SUPPLIED DATA:

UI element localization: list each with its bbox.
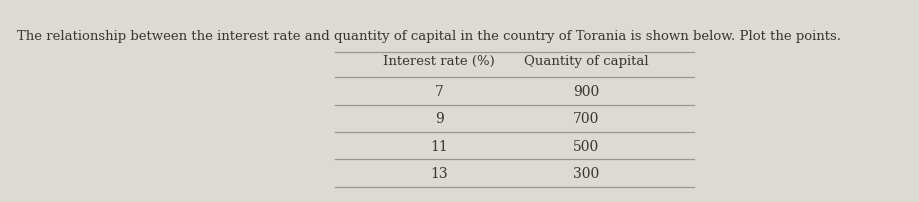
Text: 9: 9 — [435, 112, 444, 126]
Text: 900: 900 — [573, 84, 599, 98]
Text: 7: 7 — [435, 84, 444, 98]
Text: 700: 700 — [573, 112, 599, 126]
Text: Interest rate (%): Interest rate (%) — [383, 55, 495, 68]
Text: The relationship between the interest rate and quantity of capital in the countr: The relationship between the interest ra… — [17, 30, 841, 43]
Text: 500: 500 — [573, 139, 599, 153]
Text: 13: 13 — [431, 166, 448, 180]
Text: Quantity of capital: Quantity of capital — [524, 55, 649, 68]
Text: 300: 300 — [573, 166, 599, 180]
Text: 11: 11 — [430, 139, 448, 153]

WRITTEN REQUEST: Copy down these lines exactly, leaving out the picture.

EXERCISE OUTPUT:
UI element localization: list each with its bbox.
Text: 9: 9 — [435, 112, 444, 126]
Text: 900: 900 — [573, 84, 599, 98]
Text: 7: 7 — [435, 84, 444, 98]
Text: 700: 700 — [573, 112, 599, 126]
Text: Interest rate (%): Interest rate (%) — [383, 55, 495, 68]
Text: The relationship between the interest rate and quantity of capital in the countr: The relationship between the interest ra… — [17, 30, 841, 43]
Text: 500: 500 — [573, 139, 599, 153]
Text: 13: 13 — [431, 166, 448, 180]
Text: Quantity of capital: Quantity of capital — [524, 55, 649, 68]
Text: 300: 300 — [573, 166, 599, 180]
Text: 11: 11 — [430, 139, 448, 153]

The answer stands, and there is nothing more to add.